### INFORMATION PROVIDED
>> START

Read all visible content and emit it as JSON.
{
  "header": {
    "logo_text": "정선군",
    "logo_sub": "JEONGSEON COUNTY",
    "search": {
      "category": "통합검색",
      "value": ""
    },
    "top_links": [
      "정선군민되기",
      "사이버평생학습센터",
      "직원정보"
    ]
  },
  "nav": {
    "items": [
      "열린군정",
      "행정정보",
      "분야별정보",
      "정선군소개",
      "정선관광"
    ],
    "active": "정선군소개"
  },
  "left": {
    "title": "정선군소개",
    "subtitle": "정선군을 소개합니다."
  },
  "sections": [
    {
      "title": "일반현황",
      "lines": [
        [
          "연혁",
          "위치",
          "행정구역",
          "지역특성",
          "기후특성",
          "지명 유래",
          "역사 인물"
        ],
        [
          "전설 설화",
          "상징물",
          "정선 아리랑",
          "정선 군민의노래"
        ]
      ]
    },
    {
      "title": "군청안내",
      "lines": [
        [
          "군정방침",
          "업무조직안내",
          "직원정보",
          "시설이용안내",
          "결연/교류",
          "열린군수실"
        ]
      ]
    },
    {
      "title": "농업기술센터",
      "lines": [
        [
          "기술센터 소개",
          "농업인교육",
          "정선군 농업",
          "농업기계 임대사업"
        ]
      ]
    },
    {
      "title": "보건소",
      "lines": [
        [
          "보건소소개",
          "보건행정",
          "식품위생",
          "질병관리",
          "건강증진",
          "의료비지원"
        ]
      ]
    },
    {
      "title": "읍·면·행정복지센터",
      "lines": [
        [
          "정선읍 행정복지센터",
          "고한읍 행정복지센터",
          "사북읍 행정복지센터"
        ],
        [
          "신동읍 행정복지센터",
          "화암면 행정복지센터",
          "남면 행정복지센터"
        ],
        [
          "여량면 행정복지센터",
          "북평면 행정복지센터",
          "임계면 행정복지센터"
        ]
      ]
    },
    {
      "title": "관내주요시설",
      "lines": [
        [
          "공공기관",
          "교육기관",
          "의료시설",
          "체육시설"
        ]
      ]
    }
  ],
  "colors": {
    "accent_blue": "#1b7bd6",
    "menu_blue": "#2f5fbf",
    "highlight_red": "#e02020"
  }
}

>> END

### TASK
Looking at the records above, work out how many lines include the word "행정복지센터", then give that number by itself.

### FULL SOLUTION
10